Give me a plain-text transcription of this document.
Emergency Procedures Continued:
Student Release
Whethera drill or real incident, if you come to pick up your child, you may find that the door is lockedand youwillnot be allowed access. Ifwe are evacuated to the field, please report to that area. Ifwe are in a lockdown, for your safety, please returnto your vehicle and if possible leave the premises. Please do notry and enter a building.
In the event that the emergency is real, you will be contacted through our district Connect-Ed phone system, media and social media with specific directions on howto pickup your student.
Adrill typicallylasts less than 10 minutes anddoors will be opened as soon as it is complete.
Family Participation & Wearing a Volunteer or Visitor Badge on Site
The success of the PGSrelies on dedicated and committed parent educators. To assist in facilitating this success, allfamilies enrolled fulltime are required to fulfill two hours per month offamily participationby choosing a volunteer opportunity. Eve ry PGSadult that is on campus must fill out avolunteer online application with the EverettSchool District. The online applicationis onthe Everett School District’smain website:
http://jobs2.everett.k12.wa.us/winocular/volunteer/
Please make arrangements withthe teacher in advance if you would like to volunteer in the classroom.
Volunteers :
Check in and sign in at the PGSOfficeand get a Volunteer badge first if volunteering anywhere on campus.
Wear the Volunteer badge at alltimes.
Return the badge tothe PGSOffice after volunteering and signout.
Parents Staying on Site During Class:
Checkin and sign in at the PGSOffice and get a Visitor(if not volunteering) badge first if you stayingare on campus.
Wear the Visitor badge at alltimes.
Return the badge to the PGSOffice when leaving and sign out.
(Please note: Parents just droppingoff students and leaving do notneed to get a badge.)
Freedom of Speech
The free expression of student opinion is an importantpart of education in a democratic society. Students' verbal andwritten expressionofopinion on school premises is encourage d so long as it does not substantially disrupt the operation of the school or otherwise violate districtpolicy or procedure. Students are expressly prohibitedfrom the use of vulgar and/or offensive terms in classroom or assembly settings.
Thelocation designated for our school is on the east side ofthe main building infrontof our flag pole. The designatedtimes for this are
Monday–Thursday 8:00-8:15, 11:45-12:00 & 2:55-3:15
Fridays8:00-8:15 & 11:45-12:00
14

Instructions to follow: Your answer should be a single number: the count of lines in the entries that contain the word "premises".

Expected answer: 2